> JOB: Copy out all the records, word for word.

> THE RECORDS:
+ + + + + + +
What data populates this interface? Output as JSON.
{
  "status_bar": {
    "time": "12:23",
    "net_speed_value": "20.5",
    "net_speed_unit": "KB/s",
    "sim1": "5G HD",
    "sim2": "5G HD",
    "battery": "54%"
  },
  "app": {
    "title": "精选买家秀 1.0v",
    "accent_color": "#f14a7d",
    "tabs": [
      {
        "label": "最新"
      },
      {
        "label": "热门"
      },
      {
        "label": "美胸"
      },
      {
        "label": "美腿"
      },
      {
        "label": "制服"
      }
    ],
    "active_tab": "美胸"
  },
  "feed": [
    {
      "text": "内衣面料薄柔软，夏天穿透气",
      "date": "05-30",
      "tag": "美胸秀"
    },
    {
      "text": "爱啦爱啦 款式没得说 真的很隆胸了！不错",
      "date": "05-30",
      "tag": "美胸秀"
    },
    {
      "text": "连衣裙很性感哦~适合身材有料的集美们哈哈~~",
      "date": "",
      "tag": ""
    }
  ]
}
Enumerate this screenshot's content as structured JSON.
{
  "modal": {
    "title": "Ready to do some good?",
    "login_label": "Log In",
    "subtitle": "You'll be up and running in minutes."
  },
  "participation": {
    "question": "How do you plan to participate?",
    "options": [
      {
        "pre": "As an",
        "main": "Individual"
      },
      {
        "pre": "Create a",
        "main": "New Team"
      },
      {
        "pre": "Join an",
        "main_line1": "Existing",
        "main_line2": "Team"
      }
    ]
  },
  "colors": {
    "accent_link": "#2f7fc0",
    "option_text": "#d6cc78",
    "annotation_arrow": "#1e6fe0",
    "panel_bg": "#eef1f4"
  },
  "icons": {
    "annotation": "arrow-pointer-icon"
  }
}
+ + + + + + +
> REPLY:
What data populates this interface? Output as JSON.
{
  "status_bar": {
    "time": "12:23",
    "net_speed_value": "20.5",
    "net_speed_unit": "KB/s",
    "sim1": "5G HD",
    "sim2": "5G HD",
    "battery": "54%"
  },
  "app": {
    "title": "精选买家秀 1.0v",
    "accent_color": "#f14a7d",
    "tabs": [
      {
        "label": "最新"
      },
      {
        "label": "热门"
      },
      {
        "label": "美胸"
      },
      {
        "label": "美腿"
      },
      {
        "label": "制服"
      }
    ],
    "active_tab": "美胸"
  },
  "feed": [
    {
      "text": "内衣面料薄柔软，夏天穿透气",
      "date": "05-30",
      "tag": "美胸秀"
    },
    {
      "text": "爱啦爱啦 款式没得说 真的很隆胸了！不错",
      "date": "05-30",
      "tag": "美胸秀"
    },
    {
      "text": "连衣裙很性感哦~适合身材有料的集美们哈哈~~",
      "date": "",
      "tag": ""
    }
  ]
}
Enumerate this screenshot's content as structured JSON.
{
  "modal": {
    "title": "Ready to do some good?",
    "login_label": "Log In",
    "subtitle": "You'll be up and running in minutes."
  },
  "participation": {
    "question": "How do you plan to participate?",
    "options": [
      {
        "pre": "As an",
        "main": "Individual"
      },
      {
        "pre": "Create a",
        "main": "New Team"
      },
      {
        "pre": "Join an",
        "main_line1": "Existing",
        "main_line2": "Team"
      }
    ]
  },
  "colors": {
    "accent_link": "#2f7fc0",
    "option_text": "#d6cc78",
    "annotation_arrow": "#1e6fe0",
    "panel_bg": "#eef1f4"
  },
  "icons": {
    "annotation": "arrow-pointer-icon"
  }
}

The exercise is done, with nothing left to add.